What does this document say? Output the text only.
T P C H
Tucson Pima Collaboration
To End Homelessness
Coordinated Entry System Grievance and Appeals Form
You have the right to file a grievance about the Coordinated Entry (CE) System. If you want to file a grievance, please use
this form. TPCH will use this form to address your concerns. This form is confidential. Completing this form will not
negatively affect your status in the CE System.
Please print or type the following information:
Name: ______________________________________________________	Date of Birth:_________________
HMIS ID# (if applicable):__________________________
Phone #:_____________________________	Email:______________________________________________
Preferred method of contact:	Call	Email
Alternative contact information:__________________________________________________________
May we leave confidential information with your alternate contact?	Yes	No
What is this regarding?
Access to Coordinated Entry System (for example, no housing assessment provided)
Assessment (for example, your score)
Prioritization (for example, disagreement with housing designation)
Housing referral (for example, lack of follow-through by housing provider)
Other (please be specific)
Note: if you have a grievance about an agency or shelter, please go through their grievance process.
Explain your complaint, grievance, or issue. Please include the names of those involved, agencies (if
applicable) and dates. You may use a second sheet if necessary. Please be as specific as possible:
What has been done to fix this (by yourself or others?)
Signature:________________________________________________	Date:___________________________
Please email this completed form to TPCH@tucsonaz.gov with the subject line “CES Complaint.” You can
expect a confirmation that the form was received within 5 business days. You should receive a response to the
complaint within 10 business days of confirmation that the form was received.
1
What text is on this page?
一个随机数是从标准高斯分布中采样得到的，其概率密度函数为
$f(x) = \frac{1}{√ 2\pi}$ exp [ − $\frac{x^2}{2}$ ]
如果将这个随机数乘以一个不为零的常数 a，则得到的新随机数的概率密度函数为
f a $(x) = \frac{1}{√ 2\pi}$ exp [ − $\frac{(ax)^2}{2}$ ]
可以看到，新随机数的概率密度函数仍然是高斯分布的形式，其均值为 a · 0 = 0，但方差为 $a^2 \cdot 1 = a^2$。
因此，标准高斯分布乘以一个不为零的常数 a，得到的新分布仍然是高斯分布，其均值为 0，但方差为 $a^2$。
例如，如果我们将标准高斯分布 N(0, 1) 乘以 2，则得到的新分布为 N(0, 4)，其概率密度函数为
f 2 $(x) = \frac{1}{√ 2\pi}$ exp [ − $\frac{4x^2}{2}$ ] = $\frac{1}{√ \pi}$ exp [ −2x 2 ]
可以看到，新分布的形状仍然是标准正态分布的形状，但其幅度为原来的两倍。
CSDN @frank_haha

━━━━

* What needs to be done *
Word for word, extract all the records.

* Task answer *
What does this document say? Output the text only.
T P C H
Tucson Pima Collaboration
To End Homelessness
Coordinated Entry System Grievance and Appeals Form
You have the right to file a grievance about the Coordinated Entry (CE) System. If you want to file a grievance, please use
this form. TPCH will use this form to address your concerns. This form is confidential. Completing this form will not
negatively affect your status in the CE System.
Please print or type the following information:
Name: ______________________________________________________	Date of Birth:_________________
HMIS ID# (if applicable):__________________________
Phone #:_____________________________	Email:______________________________________________
Preferred method of contact:	Call	Email
Alternative contact information:__________________________________________________________
May we leave confidential information with your alternate contact?	Yes	No
What is this regarding?
Access to Coordinated Entry System (for example, no housing assessment provided)
Assessment (for example, your score)
Prioritization (for example, disagreement with housing designation)
Housing referral (for example, lack of follow-through by housing provider)
Other (please be specific)
Note: if you have a grievance about an agency or shelter, please go through their grievance process.
Explain your complaint, grievance, or issue. Please include the names of those involved, agencies (if
applicable) and dates. You may use a second sheet if necessary. Please be as specific as possible:
What has been done to fix this (by yourself or others?)
Signature:________________________________________________	Date:___________________________
Please email this completed form to TPCH@tucsonaz.gov with the subject line “CES Complaint.” You can
expect a confirmation that the form was received within 5 business days. You should receive a response to the
complaint within 10 business days of confirmation that the form was received.
1
What text is on this page?
一个随机数是从标准高斯分布中采样得到的，其概率密度函数为
$f(x) = \frac{1}{√ 2\pi}$ exp [ − $\frac{x^2}{2}$ ]
如果将这个随机数乘以一个不为零的常数 a，则得到的新随机数的概率密度函数为
f a $(x) = \frac{1}{√ 2\pi}$ exp [ − $\frac{(ax)^2}{2}$ ]
可以看到，新随机数的概率密度函数仍然是高斯分布的形式，其均值为 a · 0 = 0，但方差为 $a^2 \cdot 1 = a^2$。
因此，标准高斯分布乘以一个不为零的常数 a，得到的新分布仍然是高斯分布，其均值为 0，但方差为 $a^2$。
例如，如果我们将标准高斯分布 N(0, 1) 乘以 2，则得到的新分布为 N(0, 4)，其概率密度函数为
f 2 $(x) = \frac{1}{√ 2\pi}$ exp [ − $\frac{4x^2}{2}$ ] = $\frac{1}{√ \pi}$ exp [ −2x 2 ]
可以看到，新分布的形状仍然是标准正态分布的形状，但其幅度为原来的两倍。
CSDN @frank_haha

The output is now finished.